• _Exercise_: Return the records that follow, matching each one exactly.

Collected data
= = = = = = =
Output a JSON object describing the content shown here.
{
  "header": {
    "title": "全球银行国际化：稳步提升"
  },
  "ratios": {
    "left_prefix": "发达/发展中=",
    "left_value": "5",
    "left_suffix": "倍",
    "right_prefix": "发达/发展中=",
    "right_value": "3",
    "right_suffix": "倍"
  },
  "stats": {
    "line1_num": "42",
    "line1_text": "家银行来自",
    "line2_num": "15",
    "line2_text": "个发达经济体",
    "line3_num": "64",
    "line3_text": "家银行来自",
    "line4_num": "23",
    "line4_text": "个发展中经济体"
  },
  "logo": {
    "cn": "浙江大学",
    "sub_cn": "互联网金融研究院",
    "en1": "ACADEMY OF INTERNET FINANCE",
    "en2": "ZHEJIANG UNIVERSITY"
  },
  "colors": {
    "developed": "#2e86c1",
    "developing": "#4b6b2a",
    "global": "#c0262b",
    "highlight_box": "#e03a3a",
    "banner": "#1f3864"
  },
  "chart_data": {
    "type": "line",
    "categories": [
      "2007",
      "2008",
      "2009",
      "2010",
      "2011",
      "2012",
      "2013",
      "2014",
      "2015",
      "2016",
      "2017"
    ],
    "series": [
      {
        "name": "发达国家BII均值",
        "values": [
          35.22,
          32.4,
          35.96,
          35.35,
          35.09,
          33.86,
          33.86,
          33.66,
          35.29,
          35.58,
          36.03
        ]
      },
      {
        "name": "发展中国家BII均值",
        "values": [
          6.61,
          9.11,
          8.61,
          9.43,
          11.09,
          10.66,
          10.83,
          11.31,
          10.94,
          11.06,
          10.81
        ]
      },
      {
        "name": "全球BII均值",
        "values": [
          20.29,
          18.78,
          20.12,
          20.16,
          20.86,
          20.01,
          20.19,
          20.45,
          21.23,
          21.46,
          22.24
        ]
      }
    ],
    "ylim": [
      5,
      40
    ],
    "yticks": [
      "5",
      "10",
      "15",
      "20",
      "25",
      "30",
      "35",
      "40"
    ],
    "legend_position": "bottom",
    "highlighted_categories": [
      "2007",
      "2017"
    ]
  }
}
= = = = = = =
• _Solved exercise_:
Output a JSON object describing the content shown here.
{
  "header": {
    "title": "全球银行国际化：稳步提升"
  },
  "ratios": {
    "left_prefix": "发达/发展中=",
    "left_value": "5",
    "left_suffix": "倍",
    "right_prefix": "发达/发展中=",
    "right_value": "3",
    "right_suffix": "倍"
  },
  "stats": {
    "line1_num": "42",
    "line1_text": "家银行来自",
    "line2_num": "15",
    "line2_text": "个发达经济体",
    "line3_num": "64",
    "line3_text": "家银行来自",
    "line4_num": "23",
    "line4_text": "个发展中经济体"
  },
  "logo": {
    "cn": "浙江大学",
    "sub_cn": "互联网金融研究院",
    "en1": "ACADEMY OF INTERNET FINANCE",
    "en2": "ZHEJIANG UNIVERSITY"
  },
  "colors": {
    "developed": "#2e86c1",
    "developing": "#4b6b2a",
    "global": "#c0262b",
    "highlight_box": "#e03a3a",
    "banner": "#1f3864"
  },
  "chart_data": {
    "type": "line",
    "categories": [
      "2007",
      "2008",
      "2009",
      "2010",
      "2011",
      "2012",
      "2013",
      "2014",
      "2015",
      "2016",
      "2017"
    ],
    "series": [
      {
        "name": "发达国家BII均值",
        "values": [
          35.22,
          32.4,
          35.96,
          35.35,
          35.09,
          33.86,
          33.86,
          33.66,
          35.29,
          35.58,
          36.03
        ]
      },
      {
        "name": "发展中国家BII均值",
        "values": [
          6.61,
          9.11,
          8.61,
          9.43,
          11.09,
          10.66,
          10.83,
          11.31,
          10.94,
          11.06,
          10.81
        ]
      },
      {
        "name": "全球BII均值",
        "values": [
          20.29,
          18.78,
          20.12,
          20.16,
          20.86,
          20.01,
          20.19,
          20.45,
          21.23,
          21.46,
          22.24
        ]
      }
    ],
    "ylim": [
      5,
      40
    ],
    "yticks": [
      "5",
      "10",
      "15",
      "20",
      "25",
      "30",
      "35",
      "40"
    ],
    "legend_position": "bottom",
    "highlighted_categories": [
      "2007",
      "2017"
    ]
  }
}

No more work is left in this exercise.